── Data lines

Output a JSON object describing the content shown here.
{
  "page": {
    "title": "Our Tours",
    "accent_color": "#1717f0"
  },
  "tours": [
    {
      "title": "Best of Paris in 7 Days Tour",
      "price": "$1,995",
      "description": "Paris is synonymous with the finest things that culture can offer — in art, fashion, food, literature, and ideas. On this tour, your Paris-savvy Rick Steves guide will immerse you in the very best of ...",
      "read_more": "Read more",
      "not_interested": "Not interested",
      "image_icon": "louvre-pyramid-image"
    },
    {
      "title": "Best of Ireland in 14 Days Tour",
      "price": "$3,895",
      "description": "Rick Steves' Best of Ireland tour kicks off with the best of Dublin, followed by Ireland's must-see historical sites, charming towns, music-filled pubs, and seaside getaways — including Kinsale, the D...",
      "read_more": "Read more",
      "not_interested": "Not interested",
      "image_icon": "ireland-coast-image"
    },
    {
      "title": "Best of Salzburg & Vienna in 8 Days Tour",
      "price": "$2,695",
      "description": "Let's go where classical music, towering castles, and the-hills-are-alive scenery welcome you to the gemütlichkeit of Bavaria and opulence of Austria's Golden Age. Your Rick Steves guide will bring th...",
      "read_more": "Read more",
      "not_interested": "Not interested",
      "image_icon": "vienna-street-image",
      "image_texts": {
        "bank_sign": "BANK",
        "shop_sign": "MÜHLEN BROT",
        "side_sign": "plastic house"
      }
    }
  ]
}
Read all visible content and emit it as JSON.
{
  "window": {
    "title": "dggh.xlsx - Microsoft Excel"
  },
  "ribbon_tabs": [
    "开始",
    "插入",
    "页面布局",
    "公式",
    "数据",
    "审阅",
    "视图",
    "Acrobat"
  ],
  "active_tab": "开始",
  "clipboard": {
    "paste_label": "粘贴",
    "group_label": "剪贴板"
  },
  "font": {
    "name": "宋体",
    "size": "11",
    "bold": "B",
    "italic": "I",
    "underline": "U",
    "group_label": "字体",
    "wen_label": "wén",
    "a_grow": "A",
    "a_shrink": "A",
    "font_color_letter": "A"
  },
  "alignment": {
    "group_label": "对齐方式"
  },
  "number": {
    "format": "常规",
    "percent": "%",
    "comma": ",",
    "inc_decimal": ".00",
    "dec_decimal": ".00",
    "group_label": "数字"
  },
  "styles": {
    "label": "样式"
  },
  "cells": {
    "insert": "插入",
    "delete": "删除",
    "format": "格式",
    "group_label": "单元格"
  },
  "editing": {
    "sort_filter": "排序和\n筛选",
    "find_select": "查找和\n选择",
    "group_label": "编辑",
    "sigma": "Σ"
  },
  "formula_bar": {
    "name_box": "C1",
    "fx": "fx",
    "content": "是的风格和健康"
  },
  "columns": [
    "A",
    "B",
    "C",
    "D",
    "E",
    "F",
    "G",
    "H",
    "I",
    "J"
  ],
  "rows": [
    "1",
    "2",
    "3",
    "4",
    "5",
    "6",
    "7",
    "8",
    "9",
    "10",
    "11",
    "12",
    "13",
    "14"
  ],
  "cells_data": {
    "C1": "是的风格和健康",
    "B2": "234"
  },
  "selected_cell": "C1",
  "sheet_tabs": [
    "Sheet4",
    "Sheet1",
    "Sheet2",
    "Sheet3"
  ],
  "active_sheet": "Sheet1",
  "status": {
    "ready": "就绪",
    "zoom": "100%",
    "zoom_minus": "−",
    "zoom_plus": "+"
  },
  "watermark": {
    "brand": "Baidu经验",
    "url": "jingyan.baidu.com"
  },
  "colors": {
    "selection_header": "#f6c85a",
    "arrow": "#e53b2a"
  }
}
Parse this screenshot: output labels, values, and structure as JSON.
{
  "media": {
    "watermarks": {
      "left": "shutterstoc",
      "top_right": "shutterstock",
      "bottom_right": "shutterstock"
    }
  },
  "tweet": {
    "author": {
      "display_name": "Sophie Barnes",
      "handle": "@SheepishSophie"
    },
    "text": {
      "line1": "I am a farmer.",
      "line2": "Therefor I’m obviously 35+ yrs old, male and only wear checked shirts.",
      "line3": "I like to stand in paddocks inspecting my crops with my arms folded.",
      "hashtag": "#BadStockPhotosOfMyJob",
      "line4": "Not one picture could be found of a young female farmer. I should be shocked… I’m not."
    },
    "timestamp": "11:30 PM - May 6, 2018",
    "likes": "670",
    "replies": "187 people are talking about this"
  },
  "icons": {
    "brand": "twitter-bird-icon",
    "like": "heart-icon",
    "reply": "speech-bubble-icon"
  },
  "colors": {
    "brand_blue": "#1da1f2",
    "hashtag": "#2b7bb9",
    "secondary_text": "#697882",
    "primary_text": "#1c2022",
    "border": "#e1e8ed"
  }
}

────

**Exercise prompt**
Show the data once more, exactly as it was written.

**Exercise solution**
Output a JSON object describing the content shown here.
{
  "page": {
    "title": "Our Tours",
    "accent_color": "#1717f0"
  },
  "tours": [
    {
      "title": "Best of Paris in 7 Days Tour",
      "price": "$1,995",
      "description": "Paris is synonymous with the finest things that culture can offer — in art, fashion, food, literature, and ideas. On this tour, your Paris-savvy Rick Steves guide will immerse you in the very best of ...",
      "read_more": "Read more",
      "not_interested": "Not interested",
      "image_icon": "louvre-pyramid-image"
    },
    {
      "title": "Best of Ireland in 14 Days Tour",
      "price": "$3,895",
      "description": "Rick Steves' Best of Ireland tour kicks off with the best of Dublin, followed by Ireland's must-see historical sites, charming towns, music-filled pubs, and seaside getaways — including Kinsale, the D...",
      "read_more": "Read more",
      "not_interested": "Not interested",
      "image_icon": "ireland-coast-image"
    },
    {
      "title": "Best of Salzburg & Vienna in 8 Days Tour",
      "price": "$2,695",
      "description": "Let's go where classical music, towering castles, and the-hills-are-alive scenery welcome you to the gemütlichkeit of Bavaria and opulence of Austria's Golden Age. Your Rick Steves guide will bring th...",
      "read_more": "Read more",
      "not_interested": "Not interested",
      "image_icon": "vienna-street-image",
      "image_texts": {
        "bank_sign": "BANK",
        "shop_sign": "MÜHLEN BROT",
        "side_sign": "plastic house"
      }
    }
  ]
}
Read all visible content and emit it as JSON.
{
  "window": {
    "title": "dggh.xlsx - Microsoft Excel"
  },
  "ribbon_tabs": [
    "开始",
    "插入",
    "页面布局",
    "公式",
    "数据",
    "审阅",
    "视图",
    "Acrobat"
  ],
  "active_tab": "开始",
  "clipboard": {
    "paste_label": "粘贴",
    "group_label": "剪贴板"
  },
  "font": {
    "name": "宋体",
    "size": "11",
    "bold": "B",
    "italic": "I",
    "underline": "U",
    "group_label": "字体",
    "wen_label": "wén",
    "a_grow": "A",
    "a_shrink": "A",
    "font_color_letter": "A"
  },
  "alignment": {
    "group_label": "对齐方式"
  },
  "number": {
    "format": "常规",
    "percent": "%",
    "comma": ",",
    "inc_decimal": ".00",
    "dec_decimal": ".00",
    "group_label": "数字"
  },
  "styles": {
    "label": "样式"
  },
  "cells": {
    "insert": "插入",
    "delete": "删除",
    "format": "格式",
    "group_label": "单元格"
  },
  "editing": {
    "sort_filter": "排序和\n筛选",
    "find_select": "查找和\n选择",
    "group_label": "编辑",
    "sigma": "Σ"
  },
  "formula_bar": {
    "name_box": "C1",
    "fx": "fx",
    "content": "是的风格和健康"
  },
  "columns": [
    "A",
    "B",
    "C",
    "D",
    "E",
    "F",
    "G",
    "H",
    "I",
    "J"
  ],
  "rows": [
    "1",
    "2",
    "3",
    "4",
    "5",
    "6",
    "7",
    "8",
    "9",
    "10",
    "11",
    "12",
    "13",
    "14"
  ],
  "cells_data": {
    "C1": "是的风格和健康",
    "B2": "234"
  },
  "selected_cell": "C1",
  "sheet_tabs": [
    "Sheet4",
    "Sheet1",
    "Sheet2",
    "Sheet3"
  ],
  "active_sheet": "Sheet1",
  "status": {
    "ready": "就绪",
    "zoom": "100%",
    "zoom_minus": "−",
    "zoom_plus": "+"
  },
  "watermark": {
    "brand": "Baidu经验",
    "url": "jingyan.baidu.com"
  },
  "colors": {
    "selection_header": "#f6c85a",
    "arrow": "#e53b2a"
  }
}
Parse this screenshot: output labels, values, and structure as JSON.
{
  "media": {
    "watermarks": {
      "left": "shutterstoc",
      "top_right": "shutterstock",
      "bottom_right": "shutterstock"
    }
  },
  "tweet": {
    "author": {
      "display_name": "Sophie Barnes",
      "handle": "@SheepishSophie"
    },
    "text": {
      "line1": "I am a farmer.",
      "line2": "Therefor I’m obviously 35+ yrs old, male and only wear checked shirts.",
      "line3": "I like to stand in paddocks inspecting my crops with my arms folded.",
      "hashtag": "#BadStockPhotosOfMyJob",
      "line4": "Not one picture could be found of a young female farmer. I should be shocked… I’m not."
    },
    "timestamp": "11:30 PM - May 6, 2018",
    "likes": "670",
    "replies": "187 people are talking about this"
  },
  "icons": {
    "brand": "twitter-bird-icon",
    "like": "heart-icon",
    "reply": "speech-bubble-icon"
  },
  "colors": {
    "brand_blue": "#1da1f2",
    "hashtag": "#2b7bb9",
    "secondary_text": "#697882",
    "primary_text": "#1c2022",
    "border": "#e1e8ed"
  }
}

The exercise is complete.